→ **Check your understanding**:
1. Answer these questions from the passage on JUSTFAIR:
(a) Which judge does the "DBH" extension in the District of Maine docket example identify?
(b) How many active federal judges from 2001 to the present did the cleaned and verified data show?
(c) What accuracy rate do the researchers claim for their data?
2. Write a continuation of the passage on JUSTFAIR's federal sentencing data, starting after its final sentence.

→ **Selected text**:
· · · ·

Juriscraper combined with PACER can reveal data on the sentencing judges by their initials. JUSTFAIR uses Juriscraper to complete the docket number to include the extension with the judge’s initials. For example, docket number 2:01-CR-00071 entered into Juriscraper for the U.S. District Court for the District of Maine returns “2:01-CR-00071-DBH USA v. BLAKE.” The “DBH” extension stands for Judge David Brock Hornby.

• Wikipedia: Wikipedia contains a master list of U.S. district courts, and from it, JUSTFAIR’s researchers obtained judges’ names, life spans, active years, and even a judge’s dedicated Wikipedia site (if available). Using the judge’s initials on the docket (noted above), researchers were able to link judge names from Wikipedia to those initials.

All cleaned up and verified, there were 1,639 active federal judges from 2001 to the present. Wikipedia, unlike FJC’s database, contains information for the several judges of the district courts in the U.S. territories. FJC doesn’t count those judges because territory district judges are not “Article III judges” under the U.S. Constitution.

JUSTFAIR’s Process

All of this data were processed at the Ohio Supercomputer Center through the Mathematical Biosciences Institute at The Ohio State University. Researchers say their data are 98.1 percent accurate. To verify the data, JUSTFAIR randomly sampled records from CourtListener and compared the data. CourtListener is a free service that provides archived access to the text of 3.6 million judicial opinions collected from PACER. They limited their searches to only criminal cases, and if there wasn’t a match, researchers looked to other sources for verification, like news outlets.

More than one judge assigned to a case created a problem. When a different judge got assigned to a case in a later postconviction proceeding, this threw off the judge data. JUSTFAIR’s researchers manually corrected the database in these cases.

Some courts are not included, mostly because they don’t provide judge information on sentencing. This includes the S.D.W.V., S.D. Tex., N.D. Ill., M.D. Tenn., E.D.N.C., D.N. Mar. Is., and D. Guam.

A Critical Finding by JUSTFAIR

As researcher Chad Topaz noted, federal judges imposed different sentences for similarly situated defendants based on race, according to the data revealed by JUSTFAIR. For example, if Judges A and B are in the same district and Judge A’s treatment of minorities compared to Judge B’s is vastly different, this suggests that Judge A treats minorities more harshly.

· · · ·

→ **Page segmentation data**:
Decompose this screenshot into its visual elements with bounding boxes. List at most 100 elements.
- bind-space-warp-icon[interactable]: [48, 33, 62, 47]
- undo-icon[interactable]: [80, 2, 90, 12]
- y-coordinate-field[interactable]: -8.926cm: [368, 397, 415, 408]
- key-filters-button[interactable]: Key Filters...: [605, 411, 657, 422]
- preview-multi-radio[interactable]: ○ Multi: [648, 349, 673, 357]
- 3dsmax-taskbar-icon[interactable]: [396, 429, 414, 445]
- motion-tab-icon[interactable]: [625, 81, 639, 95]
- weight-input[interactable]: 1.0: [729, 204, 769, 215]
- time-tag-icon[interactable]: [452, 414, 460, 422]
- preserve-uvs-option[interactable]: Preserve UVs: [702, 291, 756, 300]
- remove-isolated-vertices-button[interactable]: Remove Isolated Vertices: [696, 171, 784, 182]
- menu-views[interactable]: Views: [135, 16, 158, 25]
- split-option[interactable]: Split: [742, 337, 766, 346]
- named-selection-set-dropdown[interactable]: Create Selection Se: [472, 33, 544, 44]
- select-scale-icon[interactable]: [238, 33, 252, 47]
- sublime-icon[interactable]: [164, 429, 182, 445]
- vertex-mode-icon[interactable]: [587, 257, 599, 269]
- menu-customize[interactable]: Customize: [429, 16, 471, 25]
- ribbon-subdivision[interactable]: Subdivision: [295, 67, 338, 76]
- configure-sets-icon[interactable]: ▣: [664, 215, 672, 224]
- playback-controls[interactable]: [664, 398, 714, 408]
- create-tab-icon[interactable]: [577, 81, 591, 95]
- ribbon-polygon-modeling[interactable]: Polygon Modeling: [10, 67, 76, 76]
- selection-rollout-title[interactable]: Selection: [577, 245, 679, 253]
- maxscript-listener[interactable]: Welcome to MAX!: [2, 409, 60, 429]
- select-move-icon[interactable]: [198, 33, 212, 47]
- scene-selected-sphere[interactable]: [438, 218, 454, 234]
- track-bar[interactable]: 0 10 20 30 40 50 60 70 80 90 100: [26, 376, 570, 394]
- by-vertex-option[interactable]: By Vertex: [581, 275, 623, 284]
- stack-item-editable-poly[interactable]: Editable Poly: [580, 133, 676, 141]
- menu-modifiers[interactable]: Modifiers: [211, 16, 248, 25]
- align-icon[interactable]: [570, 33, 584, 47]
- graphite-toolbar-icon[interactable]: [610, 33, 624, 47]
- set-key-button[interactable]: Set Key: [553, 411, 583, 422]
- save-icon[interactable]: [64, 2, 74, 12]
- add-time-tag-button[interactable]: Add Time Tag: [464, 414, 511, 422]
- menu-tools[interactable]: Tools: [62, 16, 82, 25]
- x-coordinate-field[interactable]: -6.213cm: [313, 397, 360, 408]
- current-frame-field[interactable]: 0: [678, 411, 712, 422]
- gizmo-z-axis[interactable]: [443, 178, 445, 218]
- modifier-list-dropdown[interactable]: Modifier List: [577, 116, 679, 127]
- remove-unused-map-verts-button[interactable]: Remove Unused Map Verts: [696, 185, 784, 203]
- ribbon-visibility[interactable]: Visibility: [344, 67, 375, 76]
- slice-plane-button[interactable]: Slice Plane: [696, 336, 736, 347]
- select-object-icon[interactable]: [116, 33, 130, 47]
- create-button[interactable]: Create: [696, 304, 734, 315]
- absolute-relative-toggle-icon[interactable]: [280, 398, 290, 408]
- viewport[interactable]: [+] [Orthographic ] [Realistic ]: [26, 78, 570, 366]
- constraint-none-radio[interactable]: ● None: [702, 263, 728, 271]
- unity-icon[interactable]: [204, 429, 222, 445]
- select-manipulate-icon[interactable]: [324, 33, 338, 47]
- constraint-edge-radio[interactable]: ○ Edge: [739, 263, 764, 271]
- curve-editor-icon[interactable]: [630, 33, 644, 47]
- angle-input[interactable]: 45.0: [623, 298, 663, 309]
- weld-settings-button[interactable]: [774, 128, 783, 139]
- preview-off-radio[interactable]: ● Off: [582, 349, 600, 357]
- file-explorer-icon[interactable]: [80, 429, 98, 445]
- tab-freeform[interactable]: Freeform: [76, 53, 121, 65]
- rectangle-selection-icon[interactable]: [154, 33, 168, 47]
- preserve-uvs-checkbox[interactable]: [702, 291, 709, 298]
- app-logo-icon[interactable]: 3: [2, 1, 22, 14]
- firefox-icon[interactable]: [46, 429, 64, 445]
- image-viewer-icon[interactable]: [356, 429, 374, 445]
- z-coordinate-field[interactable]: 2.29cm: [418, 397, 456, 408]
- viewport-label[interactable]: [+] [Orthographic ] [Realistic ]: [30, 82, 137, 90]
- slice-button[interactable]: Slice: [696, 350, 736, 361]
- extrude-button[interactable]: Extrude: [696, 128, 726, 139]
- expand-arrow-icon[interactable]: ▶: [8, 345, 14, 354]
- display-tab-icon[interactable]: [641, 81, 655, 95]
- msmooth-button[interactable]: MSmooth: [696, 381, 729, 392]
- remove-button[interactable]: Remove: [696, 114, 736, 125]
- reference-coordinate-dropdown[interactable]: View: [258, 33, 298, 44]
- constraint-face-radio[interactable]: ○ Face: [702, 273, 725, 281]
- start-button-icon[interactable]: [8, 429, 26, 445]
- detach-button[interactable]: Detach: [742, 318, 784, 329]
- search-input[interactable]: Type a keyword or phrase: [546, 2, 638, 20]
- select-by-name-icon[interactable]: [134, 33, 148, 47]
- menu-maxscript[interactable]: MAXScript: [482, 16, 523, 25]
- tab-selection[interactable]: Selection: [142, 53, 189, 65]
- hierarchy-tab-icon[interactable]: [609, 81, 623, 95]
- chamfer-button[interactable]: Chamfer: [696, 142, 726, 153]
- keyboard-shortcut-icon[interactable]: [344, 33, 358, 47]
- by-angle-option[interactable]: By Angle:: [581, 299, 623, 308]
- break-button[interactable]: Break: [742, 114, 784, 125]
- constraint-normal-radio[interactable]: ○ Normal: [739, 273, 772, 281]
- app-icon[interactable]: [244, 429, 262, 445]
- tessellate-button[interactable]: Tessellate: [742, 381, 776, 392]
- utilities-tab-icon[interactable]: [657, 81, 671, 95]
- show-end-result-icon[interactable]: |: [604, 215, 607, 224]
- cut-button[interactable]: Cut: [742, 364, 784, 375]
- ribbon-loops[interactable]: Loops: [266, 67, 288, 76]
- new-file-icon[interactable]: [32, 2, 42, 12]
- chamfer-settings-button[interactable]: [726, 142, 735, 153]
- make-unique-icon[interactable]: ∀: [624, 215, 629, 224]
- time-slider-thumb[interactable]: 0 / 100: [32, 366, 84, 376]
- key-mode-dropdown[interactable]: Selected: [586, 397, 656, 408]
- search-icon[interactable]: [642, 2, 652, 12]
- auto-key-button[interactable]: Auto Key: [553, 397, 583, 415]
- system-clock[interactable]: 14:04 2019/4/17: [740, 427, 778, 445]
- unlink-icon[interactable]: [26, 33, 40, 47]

· · · ·

→ **Answers for the tasks**:
1.
(a) Judge David Brock Hornby
(b) 1,639
(c) 98.1 percent

2.
However, researchers caution that there are variables not in JUSTFAIR that could account for some disparity by race in sentencing. But they say the data suggest that racial disparities at sentencing are widespread. “Once data about how judges differ on the basis of race are publicly released, that may place pressure on judges to change their sentencing patterns so that they treat different races equally,” JUSTFAIR’s executive summary says.

Then again, researchers noted that once judges are exposed they may alter their sentencing patterns to reduce the appearance of bias, another unwanted consequence. Still, the benefits of transparency outweigh the costs, researchers say. “If that data indicate[] that judges are outliers in one direction or another, it seems to me more likely than not that the scrutiny of those judges will be more likely to make sentencing genuinely consistent and fair than to achieve a false consistency,” one researcher wrote.

JUSTFAIR also found that Republican-appointed federal judges handed down longer sentences to minorities than did Democratic-appointed judges. Lower income defendants also got hit with longer sentences than their richer counterparts, data reveal.

Conclusion

By combining several reliable and publicly accessible sources on federal sentencing, JUSTFAIR provides as complete a picture as possible about what goes on in the nation’s federal courts at sentencing. This is the first time this data have been revealed to the public, and it should expose some of the inequalities and injustices of federal sentencing that organizations and agencies have tried to pinpoint and fix for decades.